## WHAT THE EXERCISE ASKS
Write out all of the entries exactly as given.

## EXERCISE DATA

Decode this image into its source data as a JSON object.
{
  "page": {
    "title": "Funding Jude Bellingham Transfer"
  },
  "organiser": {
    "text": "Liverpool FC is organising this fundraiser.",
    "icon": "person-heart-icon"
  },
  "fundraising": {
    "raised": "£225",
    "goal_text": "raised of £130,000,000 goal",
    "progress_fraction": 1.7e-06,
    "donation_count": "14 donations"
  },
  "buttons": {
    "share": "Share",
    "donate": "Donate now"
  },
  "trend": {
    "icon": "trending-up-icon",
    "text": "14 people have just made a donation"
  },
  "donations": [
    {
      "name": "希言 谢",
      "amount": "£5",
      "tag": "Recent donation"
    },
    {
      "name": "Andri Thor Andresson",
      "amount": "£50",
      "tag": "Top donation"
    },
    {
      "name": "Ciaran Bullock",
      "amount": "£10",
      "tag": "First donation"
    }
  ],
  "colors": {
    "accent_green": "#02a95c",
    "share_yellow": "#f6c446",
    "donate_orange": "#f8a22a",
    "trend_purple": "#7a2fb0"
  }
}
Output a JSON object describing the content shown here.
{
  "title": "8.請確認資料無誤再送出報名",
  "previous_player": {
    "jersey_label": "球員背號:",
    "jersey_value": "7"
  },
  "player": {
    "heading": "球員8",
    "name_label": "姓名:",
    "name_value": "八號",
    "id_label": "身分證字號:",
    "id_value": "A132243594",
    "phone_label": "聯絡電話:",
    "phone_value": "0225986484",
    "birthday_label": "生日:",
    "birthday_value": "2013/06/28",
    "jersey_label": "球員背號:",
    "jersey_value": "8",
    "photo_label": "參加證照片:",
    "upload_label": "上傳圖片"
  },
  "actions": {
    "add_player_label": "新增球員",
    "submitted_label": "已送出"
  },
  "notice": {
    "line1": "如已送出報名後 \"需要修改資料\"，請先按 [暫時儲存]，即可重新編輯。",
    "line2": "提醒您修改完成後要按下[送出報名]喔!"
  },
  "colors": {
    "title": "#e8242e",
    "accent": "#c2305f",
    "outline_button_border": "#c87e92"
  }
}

## COMPLETE RESPONSE
Decode this image into its source data as a JSON object.
{
  "page": {
    "title": "Funding Jude Bellingham Transfer"
  },
  "organiser": {
    "text": "Liverpool FC is organising this fundraiser.",
    "icon": "person-heart-icon"
  },
  "fundraising": {
    "raised": "£225",
    "goal_text": "raised of £130,000,000 goal",
    "progress_fraction": 1.7e-06,
    "donation_count": "14 donations"
  },
  "buttons": {
    "share": "Share",
    "donate": "Donate now"
  },
  "trend": {
    "icon": "trending-up-icon",
    "text": "14 people have just made a donation"
  },
  "donations": [
    {
      "name": "希言 谢",
      "amount": "£5",
      "tag": "Recent donation"
    },
    {
      "name": "Andri Thor Andresson",
      "amount": "£50",
      "tag": "Top donation"
    },
    {
      "name": "Ciaran Bullock",
      "amount": "£10",
      "tag": "First donation"
    }
  ],
  "colors": {
    "accent_green": "#02a95c",
    "share_yellow": "#f6c446",
    "donate_orange": "#f8a22a",
    "trend_purple": "#7a2fb0"
  }
}
Output a JSON object describing the content shown here.
{
  "title": "8.請確認資料無誤再送出報名",
  "previous_player": {
    "jersey_label": "球員背號:",
    "jersey_value": "7"
  },
  "player": {
    "heading": "球員8",
    "name_label": "姓名:",
    "name_value": "八號",
    "id_label": "身分證字號:",
    "id_value": "A132243594",
    "phone_label": "聯絡電話:",
    "phone_value": "0225986484",
    "birthday_label": "生日:",
    "birthday_value": "2013/06/28",
    "jersey_label": "球員背號:",
    "jersey_value": "8",
    "photo_label": "參加證照片:",
    "upload_label": "上傳圖片"
  },
  "actions": {
    "add_player_label": "新增球員",
    "submitted_label": "已送出"
  },
  "notice": {
    "line1": "如已送出報名後 \"需要修改資料\"，請先按 [暫時儲存]，即可重新編輯。",
    "line2": "提醒您修改完成後要按下[送出報名]喔!"
  },
  "colors": {
    "title": "#e8242e",
    "accent": "#c2305f",
    "outline_button_border": "#c87e92"
  }
}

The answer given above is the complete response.